-- start of Exercise material --
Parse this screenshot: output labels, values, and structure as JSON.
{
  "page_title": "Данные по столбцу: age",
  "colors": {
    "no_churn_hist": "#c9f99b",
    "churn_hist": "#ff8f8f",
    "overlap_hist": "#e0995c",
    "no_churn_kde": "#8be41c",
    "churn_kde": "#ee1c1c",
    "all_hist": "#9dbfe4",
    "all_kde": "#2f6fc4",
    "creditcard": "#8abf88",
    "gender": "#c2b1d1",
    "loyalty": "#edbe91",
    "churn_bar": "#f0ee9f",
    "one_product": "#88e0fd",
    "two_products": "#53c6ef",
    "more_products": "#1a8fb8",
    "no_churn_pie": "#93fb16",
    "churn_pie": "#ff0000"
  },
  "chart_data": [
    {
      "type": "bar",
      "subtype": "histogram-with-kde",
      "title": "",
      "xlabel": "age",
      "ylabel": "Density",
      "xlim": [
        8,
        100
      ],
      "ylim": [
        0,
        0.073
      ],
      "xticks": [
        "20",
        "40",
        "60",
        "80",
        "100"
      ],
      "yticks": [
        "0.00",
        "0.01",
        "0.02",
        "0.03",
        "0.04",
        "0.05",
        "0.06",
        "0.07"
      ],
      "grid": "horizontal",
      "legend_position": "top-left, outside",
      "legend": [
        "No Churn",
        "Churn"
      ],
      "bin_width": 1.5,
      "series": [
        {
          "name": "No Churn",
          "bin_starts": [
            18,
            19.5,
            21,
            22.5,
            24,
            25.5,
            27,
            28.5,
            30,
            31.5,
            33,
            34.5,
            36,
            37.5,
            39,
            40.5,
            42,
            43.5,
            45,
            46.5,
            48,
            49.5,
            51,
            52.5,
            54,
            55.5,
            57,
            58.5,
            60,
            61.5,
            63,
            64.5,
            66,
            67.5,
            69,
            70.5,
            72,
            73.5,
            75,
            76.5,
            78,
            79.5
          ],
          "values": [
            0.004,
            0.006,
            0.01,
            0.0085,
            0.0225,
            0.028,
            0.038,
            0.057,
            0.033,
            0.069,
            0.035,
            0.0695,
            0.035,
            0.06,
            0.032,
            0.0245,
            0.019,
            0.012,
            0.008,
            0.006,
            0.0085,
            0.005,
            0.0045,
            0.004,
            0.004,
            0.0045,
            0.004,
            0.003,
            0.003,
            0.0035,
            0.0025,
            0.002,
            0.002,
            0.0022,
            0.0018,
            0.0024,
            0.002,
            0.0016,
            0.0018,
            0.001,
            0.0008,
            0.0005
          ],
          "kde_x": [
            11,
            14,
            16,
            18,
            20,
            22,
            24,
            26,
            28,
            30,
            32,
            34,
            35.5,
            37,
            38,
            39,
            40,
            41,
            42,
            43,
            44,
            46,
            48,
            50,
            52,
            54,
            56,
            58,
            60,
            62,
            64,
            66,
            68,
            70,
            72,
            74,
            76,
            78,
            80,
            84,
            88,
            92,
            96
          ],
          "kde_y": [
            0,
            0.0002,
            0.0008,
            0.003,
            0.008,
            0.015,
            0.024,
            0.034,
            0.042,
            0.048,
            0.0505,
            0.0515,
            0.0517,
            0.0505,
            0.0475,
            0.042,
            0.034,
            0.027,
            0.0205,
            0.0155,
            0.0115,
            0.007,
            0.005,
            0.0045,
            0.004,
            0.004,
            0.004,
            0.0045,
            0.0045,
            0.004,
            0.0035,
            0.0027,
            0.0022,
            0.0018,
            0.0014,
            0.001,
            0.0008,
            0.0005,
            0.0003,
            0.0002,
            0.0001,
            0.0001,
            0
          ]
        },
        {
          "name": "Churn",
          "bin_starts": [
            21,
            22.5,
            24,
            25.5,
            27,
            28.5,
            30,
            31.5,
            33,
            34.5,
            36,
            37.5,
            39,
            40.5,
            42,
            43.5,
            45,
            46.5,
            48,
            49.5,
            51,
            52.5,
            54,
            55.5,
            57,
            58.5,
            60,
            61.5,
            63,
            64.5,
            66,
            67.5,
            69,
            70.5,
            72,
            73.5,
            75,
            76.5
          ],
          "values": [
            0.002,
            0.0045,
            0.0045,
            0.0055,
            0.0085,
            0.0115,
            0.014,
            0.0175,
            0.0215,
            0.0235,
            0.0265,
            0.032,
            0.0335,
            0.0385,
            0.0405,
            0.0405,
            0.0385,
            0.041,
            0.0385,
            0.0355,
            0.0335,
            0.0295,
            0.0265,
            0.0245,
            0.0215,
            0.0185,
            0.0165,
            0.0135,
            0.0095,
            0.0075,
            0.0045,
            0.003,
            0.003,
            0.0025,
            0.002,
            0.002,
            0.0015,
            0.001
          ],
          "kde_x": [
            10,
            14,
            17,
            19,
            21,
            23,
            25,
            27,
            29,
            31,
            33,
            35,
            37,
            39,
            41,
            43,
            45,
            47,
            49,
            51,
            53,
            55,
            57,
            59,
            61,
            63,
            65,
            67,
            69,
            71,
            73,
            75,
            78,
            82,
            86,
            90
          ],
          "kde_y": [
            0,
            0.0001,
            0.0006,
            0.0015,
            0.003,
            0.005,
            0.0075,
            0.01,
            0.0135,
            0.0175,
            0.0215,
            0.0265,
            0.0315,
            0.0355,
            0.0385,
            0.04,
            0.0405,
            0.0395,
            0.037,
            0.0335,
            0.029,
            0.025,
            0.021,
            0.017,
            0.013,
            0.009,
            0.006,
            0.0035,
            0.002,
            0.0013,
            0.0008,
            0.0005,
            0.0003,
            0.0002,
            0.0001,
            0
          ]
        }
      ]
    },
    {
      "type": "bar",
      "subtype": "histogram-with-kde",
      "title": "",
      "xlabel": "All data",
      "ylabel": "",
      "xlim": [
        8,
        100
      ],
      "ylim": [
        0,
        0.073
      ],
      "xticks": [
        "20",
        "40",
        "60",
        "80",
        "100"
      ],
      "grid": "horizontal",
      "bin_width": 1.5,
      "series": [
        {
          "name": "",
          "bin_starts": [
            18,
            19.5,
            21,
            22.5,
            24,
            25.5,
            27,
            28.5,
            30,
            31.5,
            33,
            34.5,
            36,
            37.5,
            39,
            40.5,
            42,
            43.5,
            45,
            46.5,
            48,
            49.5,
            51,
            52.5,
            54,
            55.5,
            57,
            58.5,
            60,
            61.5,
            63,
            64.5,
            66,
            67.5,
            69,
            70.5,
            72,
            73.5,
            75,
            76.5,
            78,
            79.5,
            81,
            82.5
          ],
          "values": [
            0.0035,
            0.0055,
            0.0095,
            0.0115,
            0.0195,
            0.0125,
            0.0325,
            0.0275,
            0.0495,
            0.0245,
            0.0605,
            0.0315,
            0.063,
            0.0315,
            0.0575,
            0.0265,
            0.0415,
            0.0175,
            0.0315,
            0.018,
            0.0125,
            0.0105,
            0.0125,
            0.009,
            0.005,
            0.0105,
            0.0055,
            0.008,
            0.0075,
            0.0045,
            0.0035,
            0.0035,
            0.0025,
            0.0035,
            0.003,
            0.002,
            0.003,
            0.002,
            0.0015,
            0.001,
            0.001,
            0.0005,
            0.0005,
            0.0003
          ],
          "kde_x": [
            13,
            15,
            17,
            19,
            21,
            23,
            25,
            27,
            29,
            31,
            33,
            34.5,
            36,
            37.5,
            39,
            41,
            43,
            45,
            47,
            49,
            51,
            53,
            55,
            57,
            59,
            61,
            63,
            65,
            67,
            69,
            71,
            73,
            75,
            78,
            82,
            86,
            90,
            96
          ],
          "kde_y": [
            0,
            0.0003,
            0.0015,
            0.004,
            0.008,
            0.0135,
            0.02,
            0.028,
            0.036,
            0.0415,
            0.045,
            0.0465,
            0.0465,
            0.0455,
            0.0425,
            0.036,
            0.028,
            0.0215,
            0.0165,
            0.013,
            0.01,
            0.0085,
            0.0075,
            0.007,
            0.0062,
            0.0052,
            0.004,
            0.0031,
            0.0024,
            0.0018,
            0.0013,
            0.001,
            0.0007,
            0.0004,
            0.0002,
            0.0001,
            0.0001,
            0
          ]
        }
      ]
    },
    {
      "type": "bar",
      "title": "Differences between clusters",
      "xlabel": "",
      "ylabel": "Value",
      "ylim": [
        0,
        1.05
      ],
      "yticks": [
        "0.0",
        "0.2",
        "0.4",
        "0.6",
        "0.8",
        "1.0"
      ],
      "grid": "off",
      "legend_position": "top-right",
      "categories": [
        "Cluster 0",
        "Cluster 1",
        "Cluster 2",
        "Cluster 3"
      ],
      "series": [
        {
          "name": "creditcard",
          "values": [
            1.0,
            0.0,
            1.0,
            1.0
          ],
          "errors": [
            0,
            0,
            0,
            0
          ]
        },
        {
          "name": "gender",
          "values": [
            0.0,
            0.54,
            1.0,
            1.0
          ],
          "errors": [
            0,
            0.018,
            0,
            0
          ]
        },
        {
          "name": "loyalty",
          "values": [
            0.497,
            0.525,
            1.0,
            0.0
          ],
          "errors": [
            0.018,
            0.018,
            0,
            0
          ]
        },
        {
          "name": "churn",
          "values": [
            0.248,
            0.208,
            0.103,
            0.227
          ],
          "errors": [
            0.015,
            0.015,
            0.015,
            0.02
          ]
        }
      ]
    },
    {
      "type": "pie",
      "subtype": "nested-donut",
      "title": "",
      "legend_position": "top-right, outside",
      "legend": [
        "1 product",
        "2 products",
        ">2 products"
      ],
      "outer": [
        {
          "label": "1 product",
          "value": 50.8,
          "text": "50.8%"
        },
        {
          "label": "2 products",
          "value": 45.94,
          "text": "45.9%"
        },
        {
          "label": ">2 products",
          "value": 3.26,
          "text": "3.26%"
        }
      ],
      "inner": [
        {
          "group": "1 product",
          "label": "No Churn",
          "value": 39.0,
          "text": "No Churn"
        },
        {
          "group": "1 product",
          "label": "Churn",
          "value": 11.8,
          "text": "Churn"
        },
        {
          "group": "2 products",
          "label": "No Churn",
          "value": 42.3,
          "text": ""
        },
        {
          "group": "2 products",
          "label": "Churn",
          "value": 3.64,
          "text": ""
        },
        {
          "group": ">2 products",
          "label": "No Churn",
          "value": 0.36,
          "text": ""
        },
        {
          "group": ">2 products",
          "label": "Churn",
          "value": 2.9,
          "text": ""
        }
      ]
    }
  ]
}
-- end of Exercise material --
Stated task: Your task is to gather all lines from the entries above that hold the word "ylabel".

Correct answer:
      "ylabel": "Density",
      "ylabel": "",
      "ylabel": "Value",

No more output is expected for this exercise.